What needs to be done ::
Tally every line of the material that includes "median", then give the tally and nothing else.

Dataset rows ::
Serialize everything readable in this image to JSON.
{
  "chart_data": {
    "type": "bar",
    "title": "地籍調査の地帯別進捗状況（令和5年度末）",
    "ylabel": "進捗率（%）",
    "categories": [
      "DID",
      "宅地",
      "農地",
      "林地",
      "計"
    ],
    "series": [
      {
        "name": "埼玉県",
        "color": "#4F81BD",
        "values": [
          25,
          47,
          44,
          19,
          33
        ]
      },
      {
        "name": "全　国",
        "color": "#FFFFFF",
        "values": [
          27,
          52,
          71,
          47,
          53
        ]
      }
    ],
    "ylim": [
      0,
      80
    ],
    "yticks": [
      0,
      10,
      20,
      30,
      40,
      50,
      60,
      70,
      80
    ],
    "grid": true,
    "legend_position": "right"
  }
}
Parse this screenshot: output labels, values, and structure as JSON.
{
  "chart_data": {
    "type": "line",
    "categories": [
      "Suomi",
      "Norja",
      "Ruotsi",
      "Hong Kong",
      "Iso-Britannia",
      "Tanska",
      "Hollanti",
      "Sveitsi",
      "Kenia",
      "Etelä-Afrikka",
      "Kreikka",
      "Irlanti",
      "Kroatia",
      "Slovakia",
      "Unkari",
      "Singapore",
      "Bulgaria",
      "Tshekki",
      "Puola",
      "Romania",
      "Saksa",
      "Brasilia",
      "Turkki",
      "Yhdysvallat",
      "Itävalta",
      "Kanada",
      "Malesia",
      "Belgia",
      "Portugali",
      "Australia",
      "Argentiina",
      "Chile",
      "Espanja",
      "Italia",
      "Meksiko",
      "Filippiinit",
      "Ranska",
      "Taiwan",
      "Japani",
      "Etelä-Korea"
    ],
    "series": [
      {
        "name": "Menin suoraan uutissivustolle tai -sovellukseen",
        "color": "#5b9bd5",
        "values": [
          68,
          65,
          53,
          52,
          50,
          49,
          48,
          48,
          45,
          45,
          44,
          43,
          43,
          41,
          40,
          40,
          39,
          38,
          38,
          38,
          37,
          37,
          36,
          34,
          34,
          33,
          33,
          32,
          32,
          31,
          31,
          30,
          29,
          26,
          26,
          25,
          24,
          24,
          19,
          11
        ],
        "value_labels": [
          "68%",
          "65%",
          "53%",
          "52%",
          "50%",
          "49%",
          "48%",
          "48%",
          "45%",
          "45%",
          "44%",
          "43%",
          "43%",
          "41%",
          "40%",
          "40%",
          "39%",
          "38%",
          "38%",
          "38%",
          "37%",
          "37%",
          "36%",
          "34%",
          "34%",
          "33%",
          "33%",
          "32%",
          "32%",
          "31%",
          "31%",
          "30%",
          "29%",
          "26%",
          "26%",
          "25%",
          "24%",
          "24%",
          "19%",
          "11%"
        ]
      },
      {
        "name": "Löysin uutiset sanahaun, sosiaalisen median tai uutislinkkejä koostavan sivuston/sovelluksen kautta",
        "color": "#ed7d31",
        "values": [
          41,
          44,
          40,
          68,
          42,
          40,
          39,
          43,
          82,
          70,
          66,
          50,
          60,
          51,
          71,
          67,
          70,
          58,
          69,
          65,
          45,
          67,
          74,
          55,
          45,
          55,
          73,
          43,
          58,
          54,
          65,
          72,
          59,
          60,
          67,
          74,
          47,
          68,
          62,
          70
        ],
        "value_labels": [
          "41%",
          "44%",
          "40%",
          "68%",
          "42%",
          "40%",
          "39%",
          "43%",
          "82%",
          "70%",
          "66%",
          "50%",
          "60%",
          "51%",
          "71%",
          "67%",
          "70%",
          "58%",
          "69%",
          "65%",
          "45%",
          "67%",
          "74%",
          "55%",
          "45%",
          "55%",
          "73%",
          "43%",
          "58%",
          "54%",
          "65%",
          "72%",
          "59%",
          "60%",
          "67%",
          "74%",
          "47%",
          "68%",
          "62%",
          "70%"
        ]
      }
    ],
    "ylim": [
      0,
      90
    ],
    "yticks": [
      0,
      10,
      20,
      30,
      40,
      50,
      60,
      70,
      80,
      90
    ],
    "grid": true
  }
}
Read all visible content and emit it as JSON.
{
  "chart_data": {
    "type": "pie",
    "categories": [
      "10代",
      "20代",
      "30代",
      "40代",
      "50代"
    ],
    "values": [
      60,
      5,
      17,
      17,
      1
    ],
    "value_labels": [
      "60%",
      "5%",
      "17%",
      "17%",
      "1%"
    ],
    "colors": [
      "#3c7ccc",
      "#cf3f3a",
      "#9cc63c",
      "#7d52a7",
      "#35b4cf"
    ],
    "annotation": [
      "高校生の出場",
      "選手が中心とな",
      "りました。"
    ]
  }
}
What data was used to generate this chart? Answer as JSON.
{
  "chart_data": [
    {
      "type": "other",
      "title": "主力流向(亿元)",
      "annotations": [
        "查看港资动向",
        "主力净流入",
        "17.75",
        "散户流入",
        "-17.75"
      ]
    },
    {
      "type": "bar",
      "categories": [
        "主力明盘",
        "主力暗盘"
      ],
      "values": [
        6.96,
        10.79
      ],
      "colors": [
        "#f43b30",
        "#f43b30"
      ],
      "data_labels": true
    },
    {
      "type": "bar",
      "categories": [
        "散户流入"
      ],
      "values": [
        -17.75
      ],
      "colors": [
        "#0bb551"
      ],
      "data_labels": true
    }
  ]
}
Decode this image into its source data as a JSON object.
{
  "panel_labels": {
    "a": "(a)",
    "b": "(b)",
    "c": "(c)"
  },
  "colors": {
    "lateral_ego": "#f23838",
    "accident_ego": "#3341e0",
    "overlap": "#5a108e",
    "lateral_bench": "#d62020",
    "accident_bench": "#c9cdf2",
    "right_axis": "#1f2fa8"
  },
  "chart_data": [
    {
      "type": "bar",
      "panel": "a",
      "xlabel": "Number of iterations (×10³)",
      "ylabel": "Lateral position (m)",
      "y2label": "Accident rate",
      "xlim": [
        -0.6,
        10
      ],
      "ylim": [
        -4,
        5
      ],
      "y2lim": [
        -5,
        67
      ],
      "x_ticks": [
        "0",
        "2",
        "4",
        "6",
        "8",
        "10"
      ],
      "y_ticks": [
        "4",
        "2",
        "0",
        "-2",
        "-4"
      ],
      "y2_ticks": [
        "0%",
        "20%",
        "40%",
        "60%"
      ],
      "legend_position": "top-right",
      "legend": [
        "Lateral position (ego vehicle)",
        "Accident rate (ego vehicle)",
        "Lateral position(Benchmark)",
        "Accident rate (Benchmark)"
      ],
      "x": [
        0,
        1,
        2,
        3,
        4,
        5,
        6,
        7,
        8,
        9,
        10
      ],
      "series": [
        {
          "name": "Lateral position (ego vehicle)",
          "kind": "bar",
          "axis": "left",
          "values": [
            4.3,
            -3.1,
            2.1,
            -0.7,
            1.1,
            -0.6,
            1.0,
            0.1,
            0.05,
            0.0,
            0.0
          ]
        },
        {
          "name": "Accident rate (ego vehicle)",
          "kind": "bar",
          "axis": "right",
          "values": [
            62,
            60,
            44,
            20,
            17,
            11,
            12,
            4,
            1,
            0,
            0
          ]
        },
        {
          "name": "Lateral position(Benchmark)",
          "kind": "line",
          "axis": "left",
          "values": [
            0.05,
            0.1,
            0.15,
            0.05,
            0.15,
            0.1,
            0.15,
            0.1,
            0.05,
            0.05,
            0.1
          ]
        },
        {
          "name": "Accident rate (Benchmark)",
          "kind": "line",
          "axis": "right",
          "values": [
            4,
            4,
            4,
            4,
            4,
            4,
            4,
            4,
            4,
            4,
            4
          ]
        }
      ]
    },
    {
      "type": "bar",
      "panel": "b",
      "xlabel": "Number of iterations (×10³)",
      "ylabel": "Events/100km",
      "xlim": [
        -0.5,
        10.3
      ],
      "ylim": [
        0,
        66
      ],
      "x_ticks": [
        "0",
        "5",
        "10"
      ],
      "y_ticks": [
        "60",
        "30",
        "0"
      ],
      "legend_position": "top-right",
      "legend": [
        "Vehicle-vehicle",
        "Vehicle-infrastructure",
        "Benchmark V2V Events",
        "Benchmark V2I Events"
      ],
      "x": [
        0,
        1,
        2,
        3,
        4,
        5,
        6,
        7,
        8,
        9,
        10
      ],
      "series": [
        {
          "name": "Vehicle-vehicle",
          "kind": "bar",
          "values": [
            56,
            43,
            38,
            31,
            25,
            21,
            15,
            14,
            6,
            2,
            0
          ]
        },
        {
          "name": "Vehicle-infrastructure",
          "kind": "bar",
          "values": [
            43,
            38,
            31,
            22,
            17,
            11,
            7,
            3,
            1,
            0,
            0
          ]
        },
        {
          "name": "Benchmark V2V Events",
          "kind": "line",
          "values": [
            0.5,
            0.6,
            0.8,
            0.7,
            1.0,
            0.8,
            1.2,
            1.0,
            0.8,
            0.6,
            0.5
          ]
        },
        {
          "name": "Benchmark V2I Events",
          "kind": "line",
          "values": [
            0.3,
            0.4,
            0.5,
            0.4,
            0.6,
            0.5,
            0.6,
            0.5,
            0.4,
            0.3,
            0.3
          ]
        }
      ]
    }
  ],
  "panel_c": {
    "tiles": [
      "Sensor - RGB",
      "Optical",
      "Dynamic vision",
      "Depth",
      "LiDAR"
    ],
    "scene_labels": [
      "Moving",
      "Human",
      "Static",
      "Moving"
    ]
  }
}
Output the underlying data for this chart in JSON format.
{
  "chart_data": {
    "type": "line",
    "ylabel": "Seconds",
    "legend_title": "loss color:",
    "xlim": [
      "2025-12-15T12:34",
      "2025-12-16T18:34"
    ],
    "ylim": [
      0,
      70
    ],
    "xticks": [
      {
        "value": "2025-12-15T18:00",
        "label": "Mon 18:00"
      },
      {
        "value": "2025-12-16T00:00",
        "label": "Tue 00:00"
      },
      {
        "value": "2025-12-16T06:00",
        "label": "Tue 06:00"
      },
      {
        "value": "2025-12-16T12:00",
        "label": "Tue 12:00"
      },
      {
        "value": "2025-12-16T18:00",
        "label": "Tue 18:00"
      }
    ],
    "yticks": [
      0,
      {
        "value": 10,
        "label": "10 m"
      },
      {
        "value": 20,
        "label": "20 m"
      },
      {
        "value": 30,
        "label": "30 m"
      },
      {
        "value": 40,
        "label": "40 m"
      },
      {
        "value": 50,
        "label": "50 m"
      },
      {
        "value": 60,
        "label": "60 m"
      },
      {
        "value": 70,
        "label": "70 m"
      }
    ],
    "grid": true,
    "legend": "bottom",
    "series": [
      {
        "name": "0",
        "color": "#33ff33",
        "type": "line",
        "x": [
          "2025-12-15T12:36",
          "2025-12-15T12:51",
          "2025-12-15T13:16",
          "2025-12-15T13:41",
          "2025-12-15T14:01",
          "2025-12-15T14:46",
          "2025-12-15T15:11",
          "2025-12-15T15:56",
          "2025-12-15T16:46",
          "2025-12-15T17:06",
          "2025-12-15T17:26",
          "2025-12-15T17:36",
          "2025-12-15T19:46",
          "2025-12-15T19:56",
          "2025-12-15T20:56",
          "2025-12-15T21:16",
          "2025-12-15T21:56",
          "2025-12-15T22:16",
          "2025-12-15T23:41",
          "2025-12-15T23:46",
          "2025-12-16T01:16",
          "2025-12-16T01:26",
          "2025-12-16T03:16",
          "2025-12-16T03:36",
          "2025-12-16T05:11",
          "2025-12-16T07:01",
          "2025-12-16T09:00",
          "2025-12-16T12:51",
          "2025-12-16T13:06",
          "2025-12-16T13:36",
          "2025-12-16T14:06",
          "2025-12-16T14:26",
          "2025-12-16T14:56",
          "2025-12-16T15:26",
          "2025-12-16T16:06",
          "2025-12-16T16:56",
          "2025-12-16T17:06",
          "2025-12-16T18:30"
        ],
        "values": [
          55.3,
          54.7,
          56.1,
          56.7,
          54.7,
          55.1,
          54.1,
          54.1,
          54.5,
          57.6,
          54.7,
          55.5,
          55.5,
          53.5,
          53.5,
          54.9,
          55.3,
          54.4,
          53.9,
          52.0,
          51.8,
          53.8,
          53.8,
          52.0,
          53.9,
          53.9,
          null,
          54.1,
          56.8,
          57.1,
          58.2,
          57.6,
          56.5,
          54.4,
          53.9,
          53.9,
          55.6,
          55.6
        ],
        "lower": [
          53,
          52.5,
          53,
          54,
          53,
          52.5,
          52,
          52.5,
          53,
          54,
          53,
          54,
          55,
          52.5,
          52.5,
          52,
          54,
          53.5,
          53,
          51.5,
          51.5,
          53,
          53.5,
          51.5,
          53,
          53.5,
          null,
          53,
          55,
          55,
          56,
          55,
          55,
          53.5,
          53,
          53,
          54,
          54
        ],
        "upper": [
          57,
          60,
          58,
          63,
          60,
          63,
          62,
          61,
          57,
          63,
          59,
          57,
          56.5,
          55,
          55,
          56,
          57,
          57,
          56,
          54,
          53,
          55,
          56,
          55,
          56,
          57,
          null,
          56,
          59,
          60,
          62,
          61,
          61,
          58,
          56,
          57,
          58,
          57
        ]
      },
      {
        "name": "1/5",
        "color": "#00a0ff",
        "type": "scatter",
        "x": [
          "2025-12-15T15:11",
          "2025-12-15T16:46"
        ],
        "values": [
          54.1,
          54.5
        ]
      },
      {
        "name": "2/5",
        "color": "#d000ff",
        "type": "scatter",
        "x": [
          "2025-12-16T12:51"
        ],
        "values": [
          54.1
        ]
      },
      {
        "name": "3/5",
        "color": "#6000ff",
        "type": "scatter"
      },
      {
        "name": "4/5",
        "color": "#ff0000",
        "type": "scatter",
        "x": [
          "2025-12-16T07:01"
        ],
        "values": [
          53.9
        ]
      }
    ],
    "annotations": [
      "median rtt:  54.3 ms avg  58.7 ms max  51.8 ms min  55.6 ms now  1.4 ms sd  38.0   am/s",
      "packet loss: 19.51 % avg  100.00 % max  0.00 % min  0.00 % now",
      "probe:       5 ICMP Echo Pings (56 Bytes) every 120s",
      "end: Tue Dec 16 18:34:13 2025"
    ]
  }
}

Solution to the exercise ::
2